Chart and figure data
_____

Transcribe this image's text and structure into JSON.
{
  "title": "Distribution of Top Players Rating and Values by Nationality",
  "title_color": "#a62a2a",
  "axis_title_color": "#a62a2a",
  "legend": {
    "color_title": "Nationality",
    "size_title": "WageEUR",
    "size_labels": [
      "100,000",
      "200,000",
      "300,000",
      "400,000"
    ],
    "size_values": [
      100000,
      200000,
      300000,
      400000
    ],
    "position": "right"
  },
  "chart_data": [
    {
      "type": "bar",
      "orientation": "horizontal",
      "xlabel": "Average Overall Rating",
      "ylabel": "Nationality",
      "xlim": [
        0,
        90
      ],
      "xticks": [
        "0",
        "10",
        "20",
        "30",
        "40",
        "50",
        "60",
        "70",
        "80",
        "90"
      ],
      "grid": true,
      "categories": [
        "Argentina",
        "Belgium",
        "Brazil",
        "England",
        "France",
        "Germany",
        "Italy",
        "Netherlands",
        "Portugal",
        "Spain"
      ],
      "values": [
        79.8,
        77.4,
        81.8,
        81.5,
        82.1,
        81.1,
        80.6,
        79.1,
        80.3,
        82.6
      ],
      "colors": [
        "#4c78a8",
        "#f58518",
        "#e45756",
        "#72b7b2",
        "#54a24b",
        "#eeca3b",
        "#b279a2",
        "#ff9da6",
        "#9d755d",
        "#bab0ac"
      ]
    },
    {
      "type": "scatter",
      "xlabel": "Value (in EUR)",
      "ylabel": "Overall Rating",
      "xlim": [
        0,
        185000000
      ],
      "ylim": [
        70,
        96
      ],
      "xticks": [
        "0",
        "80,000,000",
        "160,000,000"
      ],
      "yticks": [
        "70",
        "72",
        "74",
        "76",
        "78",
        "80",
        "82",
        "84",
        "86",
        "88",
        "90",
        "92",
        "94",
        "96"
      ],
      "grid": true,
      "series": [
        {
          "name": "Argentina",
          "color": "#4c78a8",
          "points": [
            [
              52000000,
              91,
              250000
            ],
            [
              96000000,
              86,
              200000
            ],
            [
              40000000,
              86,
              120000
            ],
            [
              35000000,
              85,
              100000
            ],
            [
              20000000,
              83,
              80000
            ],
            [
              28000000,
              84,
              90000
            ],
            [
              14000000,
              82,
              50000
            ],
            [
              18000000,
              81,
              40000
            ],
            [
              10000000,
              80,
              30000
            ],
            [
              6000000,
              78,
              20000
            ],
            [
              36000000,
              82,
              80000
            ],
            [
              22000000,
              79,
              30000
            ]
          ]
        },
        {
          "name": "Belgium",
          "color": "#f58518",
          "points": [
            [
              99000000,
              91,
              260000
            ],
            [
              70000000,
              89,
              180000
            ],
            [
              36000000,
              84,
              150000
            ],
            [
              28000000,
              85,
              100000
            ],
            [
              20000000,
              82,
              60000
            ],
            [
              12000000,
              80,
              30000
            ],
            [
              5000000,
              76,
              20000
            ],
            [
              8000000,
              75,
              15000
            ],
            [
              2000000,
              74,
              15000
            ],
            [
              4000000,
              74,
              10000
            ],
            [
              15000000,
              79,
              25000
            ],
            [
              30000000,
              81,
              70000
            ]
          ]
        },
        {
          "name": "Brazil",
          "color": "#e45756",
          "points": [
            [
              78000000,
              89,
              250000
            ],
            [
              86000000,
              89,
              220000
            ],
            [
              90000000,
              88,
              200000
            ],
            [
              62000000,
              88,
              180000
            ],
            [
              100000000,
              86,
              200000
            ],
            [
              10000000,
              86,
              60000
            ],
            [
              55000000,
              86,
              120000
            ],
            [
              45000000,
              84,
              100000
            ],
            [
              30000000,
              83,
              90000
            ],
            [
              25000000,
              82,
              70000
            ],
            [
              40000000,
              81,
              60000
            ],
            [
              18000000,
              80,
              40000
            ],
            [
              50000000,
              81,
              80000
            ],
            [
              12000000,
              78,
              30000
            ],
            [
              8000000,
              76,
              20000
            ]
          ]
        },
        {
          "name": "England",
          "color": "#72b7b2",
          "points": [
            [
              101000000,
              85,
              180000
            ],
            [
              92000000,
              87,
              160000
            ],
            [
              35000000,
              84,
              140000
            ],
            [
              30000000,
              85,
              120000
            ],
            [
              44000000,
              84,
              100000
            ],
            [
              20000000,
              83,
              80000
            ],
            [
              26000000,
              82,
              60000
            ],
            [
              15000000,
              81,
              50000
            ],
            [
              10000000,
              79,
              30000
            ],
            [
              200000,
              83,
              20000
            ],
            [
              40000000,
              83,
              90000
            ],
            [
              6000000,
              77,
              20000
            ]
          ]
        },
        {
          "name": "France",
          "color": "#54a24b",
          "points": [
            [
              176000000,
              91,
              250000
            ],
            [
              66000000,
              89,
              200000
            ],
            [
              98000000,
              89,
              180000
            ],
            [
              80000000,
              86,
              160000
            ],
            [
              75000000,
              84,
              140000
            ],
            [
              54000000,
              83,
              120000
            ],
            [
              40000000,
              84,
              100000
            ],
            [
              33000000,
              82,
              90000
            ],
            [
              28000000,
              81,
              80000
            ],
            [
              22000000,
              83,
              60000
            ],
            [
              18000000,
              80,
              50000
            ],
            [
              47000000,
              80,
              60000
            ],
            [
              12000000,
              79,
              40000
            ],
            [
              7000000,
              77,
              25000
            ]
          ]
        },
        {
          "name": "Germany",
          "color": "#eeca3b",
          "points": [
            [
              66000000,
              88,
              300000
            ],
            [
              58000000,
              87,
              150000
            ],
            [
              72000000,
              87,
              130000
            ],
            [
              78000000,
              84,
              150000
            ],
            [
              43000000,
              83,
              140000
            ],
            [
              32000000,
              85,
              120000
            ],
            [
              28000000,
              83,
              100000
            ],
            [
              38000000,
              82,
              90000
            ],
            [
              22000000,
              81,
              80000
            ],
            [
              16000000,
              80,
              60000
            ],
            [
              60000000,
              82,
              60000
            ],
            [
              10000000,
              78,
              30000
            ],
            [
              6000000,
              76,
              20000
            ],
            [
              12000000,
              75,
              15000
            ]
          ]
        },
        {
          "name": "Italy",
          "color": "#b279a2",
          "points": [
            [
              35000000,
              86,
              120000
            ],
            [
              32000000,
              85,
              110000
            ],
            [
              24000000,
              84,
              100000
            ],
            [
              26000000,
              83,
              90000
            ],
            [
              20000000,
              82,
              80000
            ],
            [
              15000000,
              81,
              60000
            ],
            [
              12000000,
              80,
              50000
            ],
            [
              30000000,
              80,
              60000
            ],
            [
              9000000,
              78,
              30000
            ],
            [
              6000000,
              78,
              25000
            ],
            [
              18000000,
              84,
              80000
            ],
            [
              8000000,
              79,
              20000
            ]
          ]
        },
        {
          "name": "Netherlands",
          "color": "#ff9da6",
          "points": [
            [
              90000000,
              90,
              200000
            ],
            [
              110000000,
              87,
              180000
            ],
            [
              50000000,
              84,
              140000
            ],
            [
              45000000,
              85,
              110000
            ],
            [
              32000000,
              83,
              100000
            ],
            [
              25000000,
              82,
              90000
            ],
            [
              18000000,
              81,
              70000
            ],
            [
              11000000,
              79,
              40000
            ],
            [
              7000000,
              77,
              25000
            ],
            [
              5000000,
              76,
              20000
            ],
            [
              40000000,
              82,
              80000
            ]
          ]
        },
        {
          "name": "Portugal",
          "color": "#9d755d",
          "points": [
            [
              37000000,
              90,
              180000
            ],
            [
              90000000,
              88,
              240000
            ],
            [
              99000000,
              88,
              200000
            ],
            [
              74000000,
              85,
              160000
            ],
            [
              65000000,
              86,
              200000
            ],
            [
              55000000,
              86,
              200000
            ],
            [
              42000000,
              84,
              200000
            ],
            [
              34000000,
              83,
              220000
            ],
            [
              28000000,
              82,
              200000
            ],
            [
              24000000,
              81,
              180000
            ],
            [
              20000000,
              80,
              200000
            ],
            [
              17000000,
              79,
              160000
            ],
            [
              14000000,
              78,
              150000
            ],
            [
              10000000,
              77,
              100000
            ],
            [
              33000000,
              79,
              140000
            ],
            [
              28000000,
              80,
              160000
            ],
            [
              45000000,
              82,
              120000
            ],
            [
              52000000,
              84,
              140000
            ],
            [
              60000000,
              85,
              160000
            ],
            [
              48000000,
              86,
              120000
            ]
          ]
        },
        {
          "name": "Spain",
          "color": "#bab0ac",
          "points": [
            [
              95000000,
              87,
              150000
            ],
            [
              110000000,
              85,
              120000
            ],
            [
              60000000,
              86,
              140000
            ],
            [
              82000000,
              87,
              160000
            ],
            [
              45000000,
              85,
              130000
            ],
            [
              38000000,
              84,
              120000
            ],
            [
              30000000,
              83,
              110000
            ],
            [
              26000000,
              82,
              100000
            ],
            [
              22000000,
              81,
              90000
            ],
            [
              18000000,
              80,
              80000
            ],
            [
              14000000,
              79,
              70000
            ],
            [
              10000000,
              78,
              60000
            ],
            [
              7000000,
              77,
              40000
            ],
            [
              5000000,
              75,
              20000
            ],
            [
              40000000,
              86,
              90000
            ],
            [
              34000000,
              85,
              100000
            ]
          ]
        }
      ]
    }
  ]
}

_____

Work out how many lines of the material above contain the word "Nationality", then give only that figure.

3